▼

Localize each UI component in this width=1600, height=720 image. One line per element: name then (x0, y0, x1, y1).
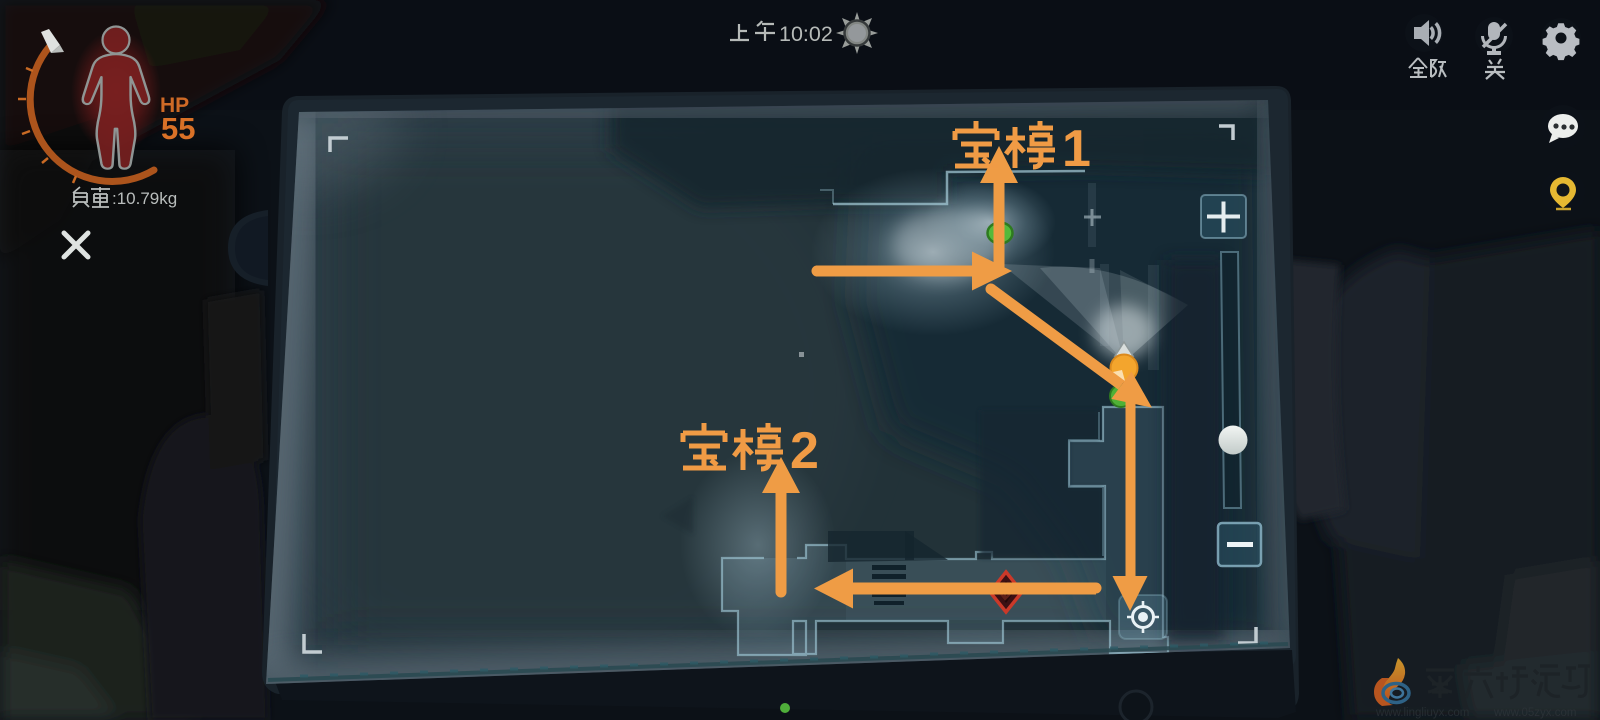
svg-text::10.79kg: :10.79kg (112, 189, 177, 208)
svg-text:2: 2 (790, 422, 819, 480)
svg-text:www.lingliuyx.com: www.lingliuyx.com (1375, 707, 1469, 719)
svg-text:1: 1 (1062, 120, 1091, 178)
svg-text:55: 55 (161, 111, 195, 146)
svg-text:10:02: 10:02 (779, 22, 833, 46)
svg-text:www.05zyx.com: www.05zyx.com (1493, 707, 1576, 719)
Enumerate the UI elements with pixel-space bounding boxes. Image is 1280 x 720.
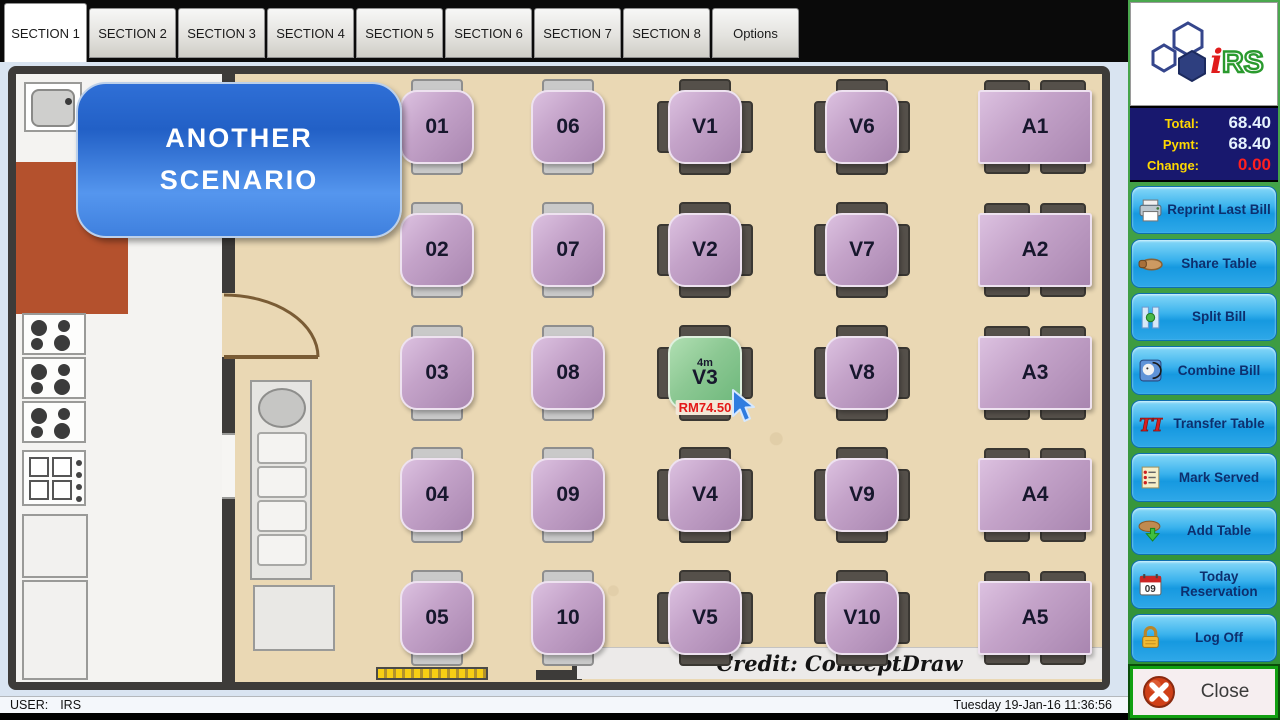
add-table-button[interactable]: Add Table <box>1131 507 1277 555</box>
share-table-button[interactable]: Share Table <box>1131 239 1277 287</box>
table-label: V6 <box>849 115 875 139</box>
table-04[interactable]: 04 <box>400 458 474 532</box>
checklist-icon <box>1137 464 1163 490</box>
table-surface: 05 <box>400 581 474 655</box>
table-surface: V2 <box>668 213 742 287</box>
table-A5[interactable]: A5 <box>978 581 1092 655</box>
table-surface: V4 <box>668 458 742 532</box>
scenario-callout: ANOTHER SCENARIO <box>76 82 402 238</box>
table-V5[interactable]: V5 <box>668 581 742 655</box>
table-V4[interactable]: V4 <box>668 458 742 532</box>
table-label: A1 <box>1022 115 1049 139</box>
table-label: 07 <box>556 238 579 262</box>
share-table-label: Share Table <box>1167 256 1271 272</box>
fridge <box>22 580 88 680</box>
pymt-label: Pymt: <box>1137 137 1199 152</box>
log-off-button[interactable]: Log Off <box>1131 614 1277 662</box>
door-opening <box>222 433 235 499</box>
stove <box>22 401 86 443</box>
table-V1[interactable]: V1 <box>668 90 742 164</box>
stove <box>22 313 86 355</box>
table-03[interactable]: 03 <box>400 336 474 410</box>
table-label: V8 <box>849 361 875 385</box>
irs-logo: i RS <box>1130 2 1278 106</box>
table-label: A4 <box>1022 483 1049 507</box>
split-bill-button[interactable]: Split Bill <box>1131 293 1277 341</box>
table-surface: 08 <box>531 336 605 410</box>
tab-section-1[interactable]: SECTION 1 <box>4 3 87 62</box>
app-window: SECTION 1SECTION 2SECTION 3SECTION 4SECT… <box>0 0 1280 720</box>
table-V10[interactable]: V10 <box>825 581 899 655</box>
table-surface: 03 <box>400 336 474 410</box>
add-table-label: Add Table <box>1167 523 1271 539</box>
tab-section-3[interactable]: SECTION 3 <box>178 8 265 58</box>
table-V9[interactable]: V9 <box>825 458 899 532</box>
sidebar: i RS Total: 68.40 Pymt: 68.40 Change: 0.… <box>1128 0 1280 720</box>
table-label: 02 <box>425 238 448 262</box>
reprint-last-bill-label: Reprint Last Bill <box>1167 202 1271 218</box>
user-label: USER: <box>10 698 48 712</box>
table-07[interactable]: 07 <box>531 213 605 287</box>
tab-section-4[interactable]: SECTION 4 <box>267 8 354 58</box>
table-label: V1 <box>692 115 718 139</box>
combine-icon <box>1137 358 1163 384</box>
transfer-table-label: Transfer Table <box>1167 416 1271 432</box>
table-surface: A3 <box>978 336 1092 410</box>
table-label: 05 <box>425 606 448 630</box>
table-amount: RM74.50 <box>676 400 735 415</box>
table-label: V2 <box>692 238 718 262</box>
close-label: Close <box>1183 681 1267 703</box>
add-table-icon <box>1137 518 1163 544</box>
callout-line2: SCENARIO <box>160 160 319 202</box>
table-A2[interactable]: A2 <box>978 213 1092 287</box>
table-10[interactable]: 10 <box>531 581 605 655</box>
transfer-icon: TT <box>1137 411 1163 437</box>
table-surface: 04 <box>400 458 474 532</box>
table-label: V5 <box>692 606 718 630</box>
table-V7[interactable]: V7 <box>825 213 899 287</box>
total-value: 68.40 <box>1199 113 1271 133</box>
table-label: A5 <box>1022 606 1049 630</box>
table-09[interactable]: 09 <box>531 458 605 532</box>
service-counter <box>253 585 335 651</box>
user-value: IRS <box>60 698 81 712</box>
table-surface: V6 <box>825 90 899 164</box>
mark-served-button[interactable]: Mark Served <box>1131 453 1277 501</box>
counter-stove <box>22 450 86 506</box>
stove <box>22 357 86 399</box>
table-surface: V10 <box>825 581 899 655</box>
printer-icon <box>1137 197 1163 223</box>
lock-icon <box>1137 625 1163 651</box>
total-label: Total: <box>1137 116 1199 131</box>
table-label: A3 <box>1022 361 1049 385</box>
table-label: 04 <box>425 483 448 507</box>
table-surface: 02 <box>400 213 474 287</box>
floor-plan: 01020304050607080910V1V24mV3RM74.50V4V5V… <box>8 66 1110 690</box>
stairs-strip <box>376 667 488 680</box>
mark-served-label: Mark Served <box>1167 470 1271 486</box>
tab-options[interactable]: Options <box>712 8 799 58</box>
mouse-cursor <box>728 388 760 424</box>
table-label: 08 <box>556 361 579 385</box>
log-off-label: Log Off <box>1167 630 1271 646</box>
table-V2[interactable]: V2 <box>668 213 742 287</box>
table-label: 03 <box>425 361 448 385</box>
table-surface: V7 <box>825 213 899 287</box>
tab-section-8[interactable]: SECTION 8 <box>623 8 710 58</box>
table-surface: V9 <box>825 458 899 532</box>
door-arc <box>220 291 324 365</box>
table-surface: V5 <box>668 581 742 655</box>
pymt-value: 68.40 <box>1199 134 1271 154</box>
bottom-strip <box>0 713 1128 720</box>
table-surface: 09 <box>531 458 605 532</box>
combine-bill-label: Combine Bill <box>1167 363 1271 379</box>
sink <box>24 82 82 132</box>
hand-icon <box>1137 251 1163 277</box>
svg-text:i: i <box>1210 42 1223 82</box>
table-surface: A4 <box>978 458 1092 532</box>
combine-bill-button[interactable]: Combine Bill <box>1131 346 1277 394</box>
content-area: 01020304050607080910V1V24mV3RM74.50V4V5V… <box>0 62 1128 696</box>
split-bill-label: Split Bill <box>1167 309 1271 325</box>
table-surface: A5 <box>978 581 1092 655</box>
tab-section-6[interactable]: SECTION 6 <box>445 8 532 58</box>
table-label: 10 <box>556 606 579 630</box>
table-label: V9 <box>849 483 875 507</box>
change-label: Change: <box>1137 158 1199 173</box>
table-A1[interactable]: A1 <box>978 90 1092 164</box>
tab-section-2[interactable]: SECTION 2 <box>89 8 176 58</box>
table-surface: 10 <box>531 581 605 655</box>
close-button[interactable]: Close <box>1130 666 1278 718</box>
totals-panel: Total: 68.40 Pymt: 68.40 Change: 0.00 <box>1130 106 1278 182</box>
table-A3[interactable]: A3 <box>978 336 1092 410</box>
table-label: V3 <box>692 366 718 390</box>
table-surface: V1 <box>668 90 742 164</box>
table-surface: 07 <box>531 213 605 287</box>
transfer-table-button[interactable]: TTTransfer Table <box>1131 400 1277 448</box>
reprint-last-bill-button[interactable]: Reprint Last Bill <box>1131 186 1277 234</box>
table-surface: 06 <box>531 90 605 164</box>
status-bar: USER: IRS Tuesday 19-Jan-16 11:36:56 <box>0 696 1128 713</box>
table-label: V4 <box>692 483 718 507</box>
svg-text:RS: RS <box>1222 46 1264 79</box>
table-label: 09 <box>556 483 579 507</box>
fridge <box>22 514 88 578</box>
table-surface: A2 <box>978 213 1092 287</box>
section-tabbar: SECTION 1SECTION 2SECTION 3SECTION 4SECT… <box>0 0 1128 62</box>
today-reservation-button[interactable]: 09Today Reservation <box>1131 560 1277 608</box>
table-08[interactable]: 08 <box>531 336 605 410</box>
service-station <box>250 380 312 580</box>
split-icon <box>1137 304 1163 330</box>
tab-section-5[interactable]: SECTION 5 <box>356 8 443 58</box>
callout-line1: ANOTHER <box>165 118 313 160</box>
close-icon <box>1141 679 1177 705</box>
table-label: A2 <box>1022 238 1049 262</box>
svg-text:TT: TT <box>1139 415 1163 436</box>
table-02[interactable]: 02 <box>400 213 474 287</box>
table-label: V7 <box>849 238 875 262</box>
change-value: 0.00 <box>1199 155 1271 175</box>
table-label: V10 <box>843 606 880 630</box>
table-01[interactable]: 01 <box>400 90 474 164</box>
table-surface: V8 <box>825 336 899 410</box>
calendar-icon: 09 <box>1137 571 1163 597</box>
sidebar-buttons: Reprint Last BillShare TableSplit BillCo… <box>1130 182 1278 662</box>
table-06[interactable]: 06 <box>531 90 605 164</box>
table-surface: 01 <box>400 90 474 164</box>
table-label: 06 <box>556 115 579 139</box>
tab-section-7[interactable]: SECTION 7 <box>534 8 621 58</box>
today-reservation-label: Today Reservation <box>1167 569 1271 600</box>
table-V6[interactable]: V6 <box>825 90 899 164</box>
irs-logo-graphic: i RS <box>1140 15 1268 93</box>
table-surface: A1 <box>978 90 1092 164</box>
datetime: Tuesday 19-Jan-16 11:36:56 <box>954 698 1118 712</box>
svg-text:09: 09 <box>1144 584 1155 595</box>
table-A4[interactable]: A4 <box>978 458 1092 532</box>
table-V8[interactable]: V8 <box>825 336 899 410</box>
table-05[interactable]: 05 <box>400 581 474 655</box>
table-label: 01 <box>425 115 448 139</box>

▲

Your instructions:
Give the data as a Markdown table with the columns Row and Entry, numbering each line and leaving out blank lines. Begin at the line that contains "add-table-button[interactable]: Add Table" and stop after the line that contains "table-V5[interactable]: V5 <box>668".

Written solution:
| Row | Entry |
|---|---|
| 1 | add-table-button[interactable]: Add Table <box>1131 507 1277 555</box> |
| 2 | share-table-button[interactable]: Share Table <box>1131 239 1277 287</box> |
| 3 | table-label: V6 <box>849 115 875 139</box> |
| 4 | table-04[interactable]: 04 <box>400 458 474 532</box> |
| 5 | checklist-icon <box>1137 464 1163 490</box> |
| 6 | table-surface: 05 <box>400 581 474 655</box> |
| 7 | table-surface: V2 <box>668 213 742 287</box> |
| 8 | table-A5[interactable]: A5 <box>978 581 1092 655</box> |
| 9 | table-surface: V4 <box>668 458 742 532</box> |
| 10 | scenario-callout: ANOTHER SCENARIO <box>76 82 402 238</box> |
| 11 | table-V5[interactable]: V5 <box>668 581 742 655</box> |